### WHAT YOU HAVE TO DO
Reproduce every item below verbatim, omitting the pictures from your answer.

** start ENTRIES PROVIDED **

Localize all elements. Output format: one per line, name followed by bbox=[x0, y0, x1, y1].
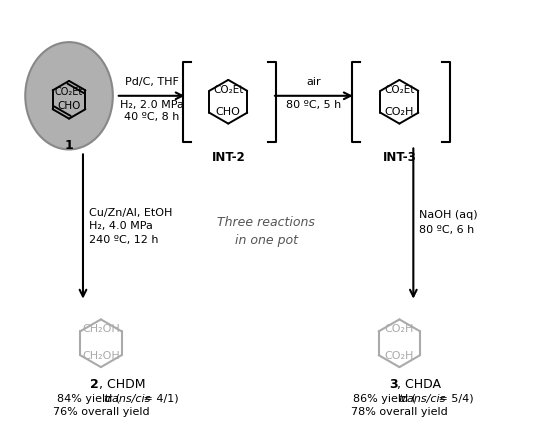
Text: CO₂Et: CO₂Et bbox=[384, 85, 414, 95]
Text: 240 ºC, 12 h: 240 ºC, 12 h bbox=[89, 236, 158, 245]
Text: NaOH (aq): NaOH (aq) bbox=[419, 210, 478, 219]
Text: , CHDM: , CHDM bbox=[99, 379, 146, 392]
Text: Pd/C, THF: Pd/C, THF bbox=[125, 77, 179, 87]
Text: CO₂H: CO₂H bbox=[385, 325, 414, 334]
Text: 78% overall yield: 78% overall yield bbox=[351, 407, 448, 417]
Text: CO₂Et: CO₂Et bbox=[55, 87, 83, 97]
Text: 80 ºC, 6 h: 80 ºC, 6 h bbox=[419, 225, 474, 236]
Text: 2: 2 bbox=[90, 379, 99, 392]
Text: INT-2: INT-2 bbox=[211, 152, 245, 164]
Text: = 4/1): = 4/1) bbox=[139, 394, 178, 404]
Text: 1: 1 bbox=[64, 139, 73, 152]
Text: Cu/Zn/Al, EtOH: Cu/Zn/Al, EtOH bbox=[89, 207, 172, 218]
Text: CH₂OH: CH₂OH bbox=[82, 325, 120, 334]
Text: CO₂Et: CO₂Et bbox=[213, 85, 244, 95]
Text: INT-3: INT-3 bbox=[382, 152, 416, 164]
Text: 40 ºC, 8 h: 40 ºC, 8 h bbox=[124, 112, 179, 122]
Text: CH₂OH: CH₂OH bbox=[82, 351, 120, 361]
Text: 80 ºC, 5 h: 80 ºC, 5 h bbox=[286, 100, 342, 110]
Text: = 5/4): = 5/4) bbox=[435, 394, 474, 404]
Text: trans/cis: trans/cis bbox=[103, 394, 150, 404]
Text: , CHDA: , CHDA bbox=[398, 379, 441, 392]
Text: CO₂H: CO₂H bbox=[385, 107, 414, 117]
Text: CHO: CHO bbox=[216, 107, 241, 117]
Text: 76% overall yield: 76% overall yield bbox=[53, 407, 149, 417]
Text: CO₂H: CO₂H bbox=[385, 351, 414, 361]
Text: trans/cis: trans/cis bbox=[398, 394, 446, 404]
Text: 86% yield (: 86% yield ( bbox=[353, 394, 416, 404]
Ellipse shape bbox=[25, 42, 113, 149]
Text: air: air bbox=[306, 77, 321, 87]
Text: H₂, 2.0 MPa: H₂, 2.0 MPa bbox=[120, 100, 184, 110]
Text: H₂, 4.0 MPa: H₂, 4.0 MPa bbox=[89, 221, 153, 232]
Text: in one pot: in one pot bbox=[235, 234, 297, 247]
Text: 84% yield (: 84% yield ( bbox=[57, 394, 120, 404]
Text: CHO: CHO bbox=[57, 101, 81, 111]
Text: 3: 3 bbox=[389, 379, 398, 392]
Text: Three reactions: Three reactions bbox=[217, 216, 315, 229]
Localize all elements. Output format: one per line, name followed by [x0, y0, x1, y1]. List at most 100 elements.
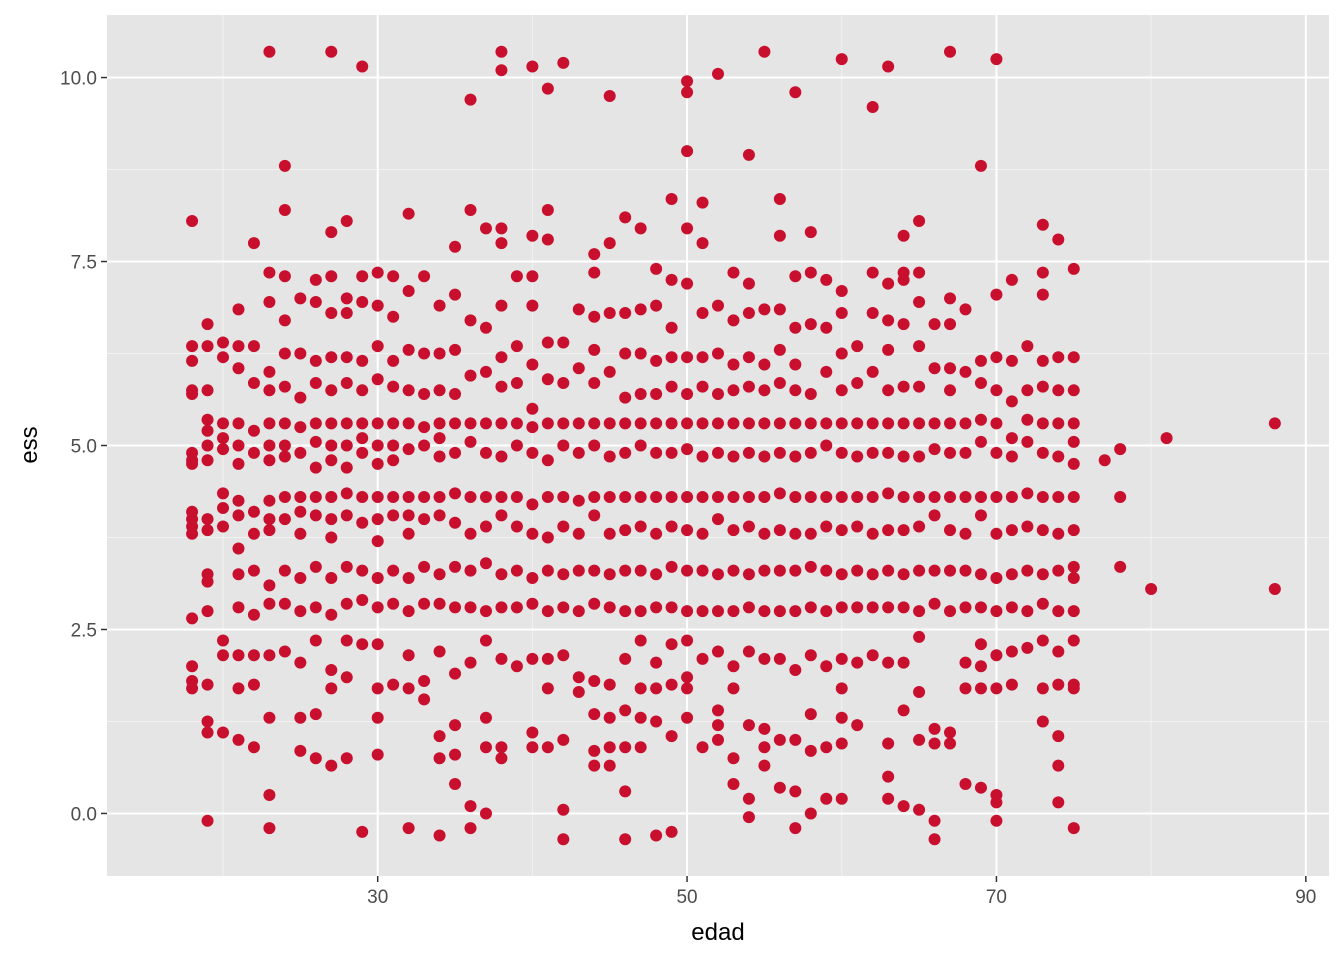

** end ENTRIES PROVIDED **

### SOLUTION TO THIS PROBLEM
Localize all elements. Output format: one per line, name followed by bbox=[x0, y0, x1, y1].
Text: CO₂Et: CO₂Et bbox=[384, 85, 414, 95]
Text: 240 ºC, 12 h: 240 ºC, 12 h bbox=[89, 236, 158, 245]
Text: NaOH (aq): NaOH (aq) bbox=[419, 210, 478, 219]
Text: , CHDM: , CHDM bbox=[99, 379, 146, 392]
Text: Pd/C, THF: Pd/C, THF bbox=[125, 77, 179, 87]
Text: CO₂H: CO₂H bbox=[385, 325, 414, 334]
Text: 78% overall yield: 78% overall yield bbox=[351, 407, 448, 417]
Text: CO₂Et: CO₂Et bbox=[55, 87, 83, 97]
Text: 80 ºC, 6 h: 80 ºC, 6 h bbox=[419, 225, 474, 236]
Text: 2: 2 bbox=[90, 379, 99, 392]
Text: INT-2: INT-2 bbox=[211, 152, 245, 164]
Text: = 4/1): = 4/1) bbox=[139, 394, 178, 404]
Text: 1: 1 bbox=[64, 139, 73, 152]
Text: Cu/Zn/Al, EtOH: Cu/Zn/Al, EtOH bbox=[89, 207, 172, 218]
Text: CH₂OH: CH₂OH bbox=[82, 325, 120, 334]
Text: CO₂Et: CO₂Et bbox=[213, 85, 244, 95]
Text: INT-3: INT-3 bbox=[382, 152, 416, 164]
Text: 40 ºC, 8 h: 40 ºC, 8 h bbox=[124, 112, 179, 122]
Text: CH₂OH: CH₂OH bbox=[82, 351, 120, 361]
Text: 80 ºC, 5 h: 80 ºC, 5 h bbox=[286, 100, 342, 110]
Text: = 5/4): = 5/4) bbox=[435, 394, 474, 404]
Text: trans/cis: trans/cis bbox=[103, 394, 150, 404]
Text: , CHDA: , CHDA bbox=[398, 379, 441, 392]
Text: CO₂H: CO₂H bbox=[385, 107, 414, 117]
Text: CHO: CHO bbox=[216, 107, 241, 117]
Text: 76% overall yield: 76% overall yield bbox=[53, 407, 149, 417]
Text: CO₂H: CO₂H bbox=[385, 351, 414, 361]
Text: trans/cis: trans/cis bbox=[398, 394, 446, 404]
Text: 86% yield (: 86% yield ( bbox=[353, 394, 416, 404]
Ellipse shape bbox=[25, 42, 113, 149]
Text: air: air bbox=[306, 77, 321, 87]
Text: H₂, 2.0 MPa: H₂, 2.0 MPa bbox=[120, 100, 184, 110]
Text: H₂, 4.0 MPa: H₂, 4.0 MPa bbox=[89, 221, 153, 232]
Text: in one pot: in one pot bbox=[235, 234, 297, 247]
Text: 84% yield (: 84% yield ( bbox=[57, 394, 120, 404]
Text: CHO: CHO bbox=[57, 101, 81, 111]
Text: 3: 3 bbox=[389, 379, 398, 392]
Text: Three reactions: Three reactions bbox=[217, 216, 315, 229]
Localize all elements. Output format: one per line, name followed by [x0, y0, x1, y1]. List at most 100 elements.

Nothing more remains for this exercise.